> **GOAL OF THE EXERCISE**:
Go through the listing and write out all of it exactly.

> **DATA FOR THIS TASK**:
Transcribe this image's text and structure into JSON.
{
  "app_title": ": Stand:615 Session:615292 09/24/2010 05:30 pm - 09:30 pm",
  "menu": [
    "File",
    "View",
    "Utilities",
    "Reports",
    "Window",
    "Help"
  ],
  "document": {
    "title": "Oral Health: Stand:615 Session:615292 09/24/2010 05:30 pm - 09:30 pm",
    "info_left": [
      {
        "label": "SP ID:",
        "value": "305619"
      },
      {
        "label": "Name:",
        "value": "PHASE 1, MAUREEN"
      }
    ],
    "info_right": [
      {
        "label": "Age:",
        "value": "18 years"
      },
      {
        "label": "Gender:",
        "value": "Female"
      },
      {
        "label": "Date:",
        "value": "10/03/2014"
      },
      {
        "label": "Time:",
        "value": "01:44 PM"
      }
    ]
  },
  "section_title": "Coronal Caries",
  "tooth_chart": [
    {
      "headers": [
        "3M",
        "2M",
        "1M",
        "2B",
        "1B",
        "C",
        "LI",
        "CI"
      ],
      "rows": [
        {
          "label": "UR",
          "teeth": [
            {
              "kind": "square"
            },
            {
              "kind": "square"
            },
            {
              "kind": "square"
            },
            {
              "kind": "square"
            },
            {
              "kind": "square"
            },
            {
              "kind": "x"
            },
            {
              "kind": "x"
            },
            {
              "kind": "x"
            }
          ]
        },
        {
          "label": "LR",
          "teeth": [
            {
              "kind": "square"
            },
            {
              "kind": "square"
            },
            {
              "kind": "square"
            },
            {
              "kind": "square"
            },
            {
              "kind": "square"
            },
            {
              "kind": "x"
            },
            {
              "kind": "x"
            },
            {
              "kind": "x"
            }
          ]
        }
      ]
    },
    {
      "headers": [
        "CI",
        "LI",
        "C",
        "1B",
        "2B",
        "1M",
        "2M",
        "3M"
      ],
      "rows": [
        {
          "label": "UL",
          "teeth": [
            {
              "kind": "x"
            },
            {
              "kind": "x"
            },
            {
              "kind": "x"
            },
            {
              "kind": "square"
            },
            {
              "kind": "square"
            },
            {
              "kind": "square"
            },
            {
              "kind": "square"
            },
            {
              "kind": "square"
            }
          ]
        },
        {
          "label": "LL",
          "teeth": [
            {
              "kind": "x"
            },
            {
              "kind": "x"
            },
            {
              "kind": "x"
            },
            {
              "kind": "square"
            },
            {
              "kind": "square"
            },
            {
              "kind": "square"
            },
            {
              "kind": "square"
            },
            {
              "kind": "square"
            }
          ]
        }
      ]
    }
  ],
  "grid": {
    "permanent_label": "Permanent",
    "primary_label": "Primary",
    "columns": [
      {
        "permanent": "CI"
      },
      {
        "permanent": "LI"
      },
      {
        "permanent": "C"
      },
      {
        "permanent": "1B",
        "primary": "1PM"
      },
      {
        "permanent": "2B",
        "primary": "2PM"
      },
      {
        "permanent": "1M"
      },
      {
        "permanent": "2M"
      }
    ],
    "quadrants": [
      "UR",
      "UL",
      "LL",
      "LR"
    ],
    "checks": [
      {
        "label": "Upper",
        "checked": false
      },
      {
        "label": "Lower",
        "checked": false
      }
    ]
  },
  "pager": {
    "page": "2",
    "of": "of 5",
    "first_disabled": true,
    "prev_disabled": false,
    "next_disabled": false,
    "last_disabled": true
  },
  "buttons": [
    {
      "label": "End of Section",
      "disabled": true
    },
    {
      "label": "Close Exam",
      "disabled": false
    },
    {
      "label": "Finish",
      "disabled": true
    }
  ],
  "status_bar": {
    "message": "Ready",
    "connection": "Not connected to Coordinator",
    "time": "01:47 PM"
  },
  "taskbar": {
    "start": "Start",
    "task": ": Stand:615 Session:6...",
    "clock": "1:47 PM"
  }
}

> **OUTPUT OF THE TASK**:
Transcribe this image's text and structure into JSON.
{
  "app_title": ": Stand:615 Session:615292 09/24/2010 05:30 pm - 09:30 pm",
  "menu": [
    "File",
    "View",
    "Utilities",
    "Reports",
    "Window",
    "Help"
  ],
  "document": {
    "title": "Oral Health: Stand:615 Session:615292 09/24/2010 05:30 pm - 09:30 pm",
    "info_left": [
      {
        "label": "SP ID:",
        "value": "305619"
      },
      {
        "label": "Name:",
        "value": "PHASE 1, MAUREEN"
      }
    ],
    "info_right": [
      {
        "label": "Age:",
        "value": "18 years"
      },
      {
        "label": "Gender:",
        "value": "Female"
      },
      {
        "label": "Date:",
        "value": "10/03/2014"
      },
      {
        "label": "Time:",
        "value": "01:44 PM"
      }
    ]
  },
  "section_title": "Coronal Caries",
  "tooth_chart": [
    {
      "headers": [
        "3M",
        "2M",
        "1M",
        "2B",
        "1B",
        "C",
        "LI",
        "CI"
      ],
      "rows": [
        {
          "label": "UR",
          "teeth": [
            {
              "kind": "square"
            },
            {
              "kind": "square"
            },
            {
              "kind": "square"
            },
            {
              "kind": "square"
            },
            {
              "kind": "square"
            },
            {
              "kind": "x"
            },
            {
              "kind": "x"
            },
            {
              "kind": "x"
            }
          ]
        },
        {
          "label": "LR",
          "teeth": [
            {
              "kind": "square"
            },
            {
              "kind": "square"
            },
            {
              "kind": "square"
            },
            {
              "kind": "square"
            },
            {
              "kind": "square"
            },
            {
              "kind": "x"
            },
            {
              "kind": "x"
            },
            {
              "kind": "x"
            }
          ]
        }
      ]
    },
    {
      "headers": [
        "CI",
        "LI",
        "C",
        "1B",
        "2B",
        "1M",
        "2M",
        "3M"
      ],
      "rows": [
        {
          "label": "UL",
          "teeth": [
            {
              "kind": "x"
            },
            {
              "kind": "x"
            },
            {
              "kind": "x"
            },
            {
              "kind": "square"
            },
            {
              "kind": "square"
            },
            {
              "kind": "square"
            },
            {
              "kind": "square"
            },
            {
              "kind": "square"
            }
          ]
        },
        {
          "label": "LL",
          "teeth": [
            {
              "kind": "x"
            },
            {
              "kind": "x"
            },
            {
              "kind": "x"
            },
            {
              "kind": "square"
            },
            {
              "kind": "square"
            },
            {
              "kind": "square"
            },
            {
              "kind": "square"
            },
            {
              "kind": "square"
            }
          ]
        }
      ]
    }
  ],
  "grid": {
    "permanent_label": "Permanent",
    "primary_label": "Primary",
    "columns": [
      {
        "permanent": "CI"
      },
      {
        "permanent": "LI"
      },
      {
        "permanent": "C"
      },
      {
        "permanent": "1B",
        "primary": "1PM"
      },
      {
        "permanent": "2B",
        "primary": "2PM"
      },
      {
        "permanent": "1M"
      },
      {
        "permanent": "2M"
      }
    ],
    "quadrants": [
      "UR",
      "UL",
      "LL",
      "LR"
    ],
    "checks": [
      {
        "label": "Upper",
        "checked": false
      },
      {
        "label": "Lower",
        "checked": false
      }
    ]
  },
  "pager": {
    "page": "2",
    "of": "of 5",
    "first_disabled": true,
    "prev_disabled": false,
    "next_disabled": false,
    "last_disabled": true
  },
  "buttons": [
    {
      "label": "End of Section",
      "disabled": true
    },
    {
      "label": "Close Exam",
      "disabled": false
    },
    {
      "label": "Finish",
      "disabled": true
    }
  ],
  "status_bar": {
    "message": "Ready",
    "connection": "Not connected to Coordinator",
    "time": "01:47 PM"
  },
  "taskbar": {
    "start": "Start",
    "task": ": Stand:615 Session:6...",
    "clock": "1:47 PM"
  }
}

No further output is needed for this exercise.